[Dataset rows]
BEGIN
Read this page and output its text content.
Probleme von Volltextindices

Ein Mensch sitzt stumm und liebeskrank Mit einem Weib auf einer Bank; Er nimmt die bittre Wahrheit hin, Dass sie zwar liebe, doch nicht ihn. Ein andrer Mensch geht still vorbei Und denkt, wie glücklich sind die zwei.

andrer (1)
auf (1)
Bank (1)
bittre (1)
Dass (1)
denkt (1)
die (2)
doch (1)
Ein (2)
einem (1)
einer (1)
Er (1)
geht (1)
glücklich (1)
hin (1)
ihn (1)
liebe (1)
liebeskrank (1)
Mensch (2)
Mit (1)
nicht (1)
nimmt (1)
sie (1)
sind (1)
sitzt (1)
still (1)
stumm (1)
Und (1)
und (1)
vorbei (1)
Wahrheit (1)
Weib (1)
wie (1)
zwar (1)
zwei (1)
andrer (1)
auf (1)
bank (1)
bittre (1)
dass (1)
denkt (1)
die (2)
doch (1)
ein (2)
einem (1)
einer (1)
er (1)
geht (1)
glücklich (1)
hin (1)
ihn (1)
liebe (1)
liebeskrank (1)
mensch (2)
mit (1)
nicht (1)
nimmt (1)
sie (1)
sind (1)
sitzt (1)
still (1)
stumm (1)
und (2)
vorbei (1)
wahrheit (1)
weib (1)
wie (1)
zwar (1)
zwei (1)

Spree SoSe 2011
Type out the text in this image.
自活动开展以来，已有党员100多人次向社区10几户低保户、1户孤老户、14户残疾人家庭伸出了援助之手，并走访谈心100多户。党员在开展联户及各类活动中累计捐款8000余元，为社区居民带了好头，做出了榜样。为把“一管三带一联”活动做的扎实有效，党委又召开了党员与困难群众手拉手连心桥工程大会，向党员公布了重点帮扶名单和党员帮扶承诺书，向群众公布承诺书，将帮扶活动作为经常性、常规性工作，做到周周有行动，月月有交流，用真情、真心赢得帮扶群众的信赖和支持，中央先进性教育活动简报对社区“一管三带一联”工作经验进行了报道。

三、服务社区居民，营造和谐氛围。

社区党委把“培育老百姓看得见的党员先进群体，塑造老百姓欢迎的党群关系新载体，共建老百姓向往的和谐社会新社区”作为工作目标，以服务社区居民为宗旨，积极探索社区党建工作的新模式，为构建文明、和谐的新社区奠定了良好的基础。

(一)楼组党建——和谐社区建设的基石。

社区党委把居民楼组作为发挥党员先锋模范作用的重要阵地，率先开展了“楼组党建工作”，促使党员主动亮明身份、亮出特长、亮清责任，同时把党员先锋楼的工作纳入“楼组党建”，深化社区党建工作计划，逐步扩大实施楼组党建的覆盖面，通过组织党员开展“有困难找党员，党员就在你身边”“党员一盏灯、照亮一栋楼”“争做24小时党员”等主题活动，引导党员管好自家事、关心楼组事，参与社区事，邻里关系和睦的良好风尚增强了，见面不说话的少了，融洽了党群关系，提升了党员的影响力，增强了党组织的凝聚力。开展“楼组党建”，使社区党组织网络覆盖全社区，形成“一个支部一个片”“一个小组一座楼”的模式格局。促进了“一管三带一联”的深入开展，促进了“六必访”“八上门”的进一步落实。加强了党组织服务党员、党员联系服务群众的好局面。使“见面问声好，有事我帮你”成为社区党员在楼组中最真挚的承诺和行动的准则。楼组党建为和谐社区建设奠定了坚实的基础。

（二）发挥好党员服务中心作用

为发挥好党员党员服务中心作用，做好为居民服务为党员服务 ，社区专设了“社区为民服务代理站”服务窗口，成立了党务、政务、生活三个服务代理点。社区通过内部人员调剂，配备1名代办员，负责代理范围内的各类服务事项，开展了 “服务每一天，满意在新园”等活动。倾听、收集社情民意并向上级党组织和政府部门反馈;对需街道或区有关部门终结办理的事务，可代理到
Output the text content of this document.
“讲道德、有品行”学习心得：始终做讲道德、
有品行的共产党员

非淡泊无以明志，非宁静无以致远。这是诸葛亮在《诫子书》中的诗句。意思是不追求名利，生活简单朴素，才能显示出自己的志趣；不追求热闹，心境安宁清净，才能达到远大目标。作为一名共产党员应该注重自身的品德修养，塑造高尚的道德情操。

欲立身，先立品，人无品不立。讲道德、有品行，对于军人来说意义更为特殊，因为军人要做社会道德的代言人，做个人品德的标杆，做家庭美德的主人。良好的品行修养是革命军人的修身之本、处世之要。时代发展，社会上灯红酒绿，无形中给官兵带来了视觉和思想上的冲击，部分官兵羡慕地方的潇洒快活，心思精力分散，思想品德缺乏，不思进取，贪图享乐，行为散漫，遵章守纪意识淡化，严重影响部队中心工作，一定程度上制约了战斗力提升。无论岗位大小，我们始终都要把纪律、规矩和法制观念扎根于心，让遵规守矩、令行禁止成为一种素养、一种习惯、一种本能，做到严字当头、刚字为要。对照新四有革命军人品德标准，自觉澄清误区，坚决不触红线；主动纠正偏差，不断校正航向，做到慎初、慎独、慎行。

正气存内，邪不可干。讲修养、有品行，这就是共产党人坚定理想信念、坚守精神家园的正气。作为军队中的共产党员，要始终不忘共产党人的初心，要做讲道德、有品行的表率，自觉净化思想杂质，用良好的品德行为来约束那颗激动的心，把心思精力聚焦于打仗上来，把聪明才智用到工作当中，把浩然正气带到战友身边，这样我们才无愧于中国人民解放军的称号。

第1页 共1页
END
Print every line of the records exactly. Omit nothing.

Task answer:
Read this page and output its text content.
Probleme von Volltextindices

Ein Mensch sitzt stumm und liebeskrank Mit einem Weib auf einer Bank; Er nimmt die bittre Wahrheit hin, Dass sie zwar liebe, doch nicht ihn. Ein andrer Mensch geht still vorbei Und denkt, wie glücklich sind die zwei.

andrer (1)
auf (1)
Bank (1)
bittre (1)
Dass (1)
denkt (1)
die (2)
doch (1)
Ein (2)
einem (1)
einer (1)
Er (1)
geht (1)
glücklich (1)
hin (1)
ihn (1)
liebe (1)
liebeskrank (1)
Mensch (2)
Mit (1)
nicht (1)
nimmt (1)
sie (1)
sind (1)
sitzt (1)
still (1)
stumm (1)
Und (1)
und (1)
vorbei (1)
Wahrheit (1)
Weib (1)
wie (1)
zwar (1)
zwei (1)
andrer (1)
auf (1)
bank (1)
bittre (1)
dass (1)
denkt (1)
die (2)
doch (1)
ein (2)
einem (1)
einer (1)
er (1)
geht (1)
glücklich (1)
hin (1)
ihn (1)
liebe (1)
liebeskrank (1)
mensch (2)
mit (1)
nicht (1)
nimmt (1)
sie (1)
sind (1)
sitzt (1)
still (1)
stumm (1)
und (2)
vorbei (1)
wahrheit (1)
weib (1)
wie (1)
zwar (1)
zwei (1)

Spree SoSe 2011
Type out the text in this image.
自活动开展以来，已有党员100多人次向社区10几户低保户、1户孤老户、14户残疾人家庭伸出了援助之手，并走访谈心100多户。党员在开展联户及各类活动中累计捐款8000余元，为社区居民带了好头，做出了榜样。为把“一管三带一联”活动做的扎实有效，党委又召开了党员与困难群众手拉手连心桥工程大会，向党员公布了重点帮扶名单和党员帮扶承诺书，向群众公布承诺书，将帮扶活动作为经常性、常规性工作，做到周周有行动，月月有交流，用真情、真心赢得帮扶群众的信赖和支持，中央先进性教育活动简报对社区“一管三带一联”工作经验进行了报道。

三、服务社区居民，营造和谐氛围。

社区党委把“培育老百姓看得见的党员先进群体，塑造老百姓欢迎的党群关系新载体，共建老百姓向往的和谐社会新社区”作为工作目标，以服务社区居民为宗旨，积极探索社区党建工作的新模式，为构建文明、和谐的新社区奠定了良好的基础。

(一)楼组党建——和谐社区建设的基石。

社区党委把居民楼组作为发挥党员先锋模范作用的重要阵地，率先开展了“楼组党建工作”，促使党员主动亮明身份、亮出特长、亮清责任，同时把党员先锋楼的工作纳入“楼组党建”，深化社区党建工作计划，逐步扩大实施楼组党建的覆盖面，通过组织党员开展“有困难找党员，党员就在你身边”“党员一盏灯、照亮一栋楼”“争做24小时党员”等主题活动，引导党员管好自家事、关心楼组事，参与社区事，邻里关系和睦的良好风尚增强了，见面不说话的少了，融洽了党群关系，提升了党员的影响力，增强了党组织的凝聚力。开展“楼组党建”，使社区党组织网络覆盖全社区，形成“一个支部一个片”“一个小组一座楼”的模式格局。促进了“一管三带一联”的深入开展，促进了“六必访”“八上门”的进一步落实。加强了党组织服务党员、党员联系服务群众的好局面。使“见面问声好，有事我帮你”成为社区党员在楼组中最真挚的承诺和行动的准则。楼组党建为和谐社区建设奠定了坚实的基础。

（二）发挥好党员服务中心作用

为发挥好党员党员服务中心作用，做好为居民服务为党员服务 ，社区专设了“社区为民服务代理站”服务窗口，成立了党务、政务、生活三个服务代理点。社区通过内部人员调剂，配备1名代办员，负责代理范围内的各类服务事项，开展了 “服务每一天，满意在新园”等活动。倾听、收集社情民意并向上级党组织和政府部门反馈;对需街道或区有关部门终结办理的事务，可代理到
Output the text content of this document.
“讲道德、有品行”学习心得：始终做讲道德、
有品行的共产党员

非淡泊无以明志，非宁静无以致远。这是诸葛亮在《诫子书》中的诗句。意思是不追求名利，生活简单朴素，才能显示出自己的志趣；不追求热闹，心境安宁清净，才能达到远大目标。作为一名共产党员应该注重自身的品德修养，塑造高尚的道德情操。

欲立身，先立品，人无品不立。讲道德、有品行，对于军人来说意义更为特殊，因为军人要做社会道德的代言人，做个人品德的标杆，做家庭美德的主人。良好的品行修养是革命军人的修身之本、处世之要。时代发展，社会上灯红酒绿，无形中给官兵带来了视觉和思想上的冲击，部分官兵羡慕地方的潇洒快活，心思精力分散，思想品德缺乏，不思进取，贪图享乐，行为散漫，遵章守纪意识淡化，严重影响部队中心工作，一定程度上制约了战斗力提升。无论岗位大小，我们始终都要把纪律、规矩和法制观念扎根于心，让遵规守矩、令行禁止成为一种素养、一种习惯、一种本能，做到严字当头、刚字为要。对照新四有革命军人品德标准，自觉澄清误区，坚决不触红线；主动纠正偏差，不断校正航向，做到慎初、慎独、慎行。

正气存内，邪不可干。讲修养、有品行，这就是共产党人坚定理想信念、坚守精神家园的正气。作为军队中的共产党员，要始终不忘共产党人的初心，要做讲道德、有品行的表率，自觉净化思想杂质，用良好的品德行为来约束那颗激动的心，把心思精力聚焦于打仗上来，把聪明才智用到工作当中，把浩然正气带到战友身边，这样我们才无愧于中国人民解放军的称号。

第1页 共1页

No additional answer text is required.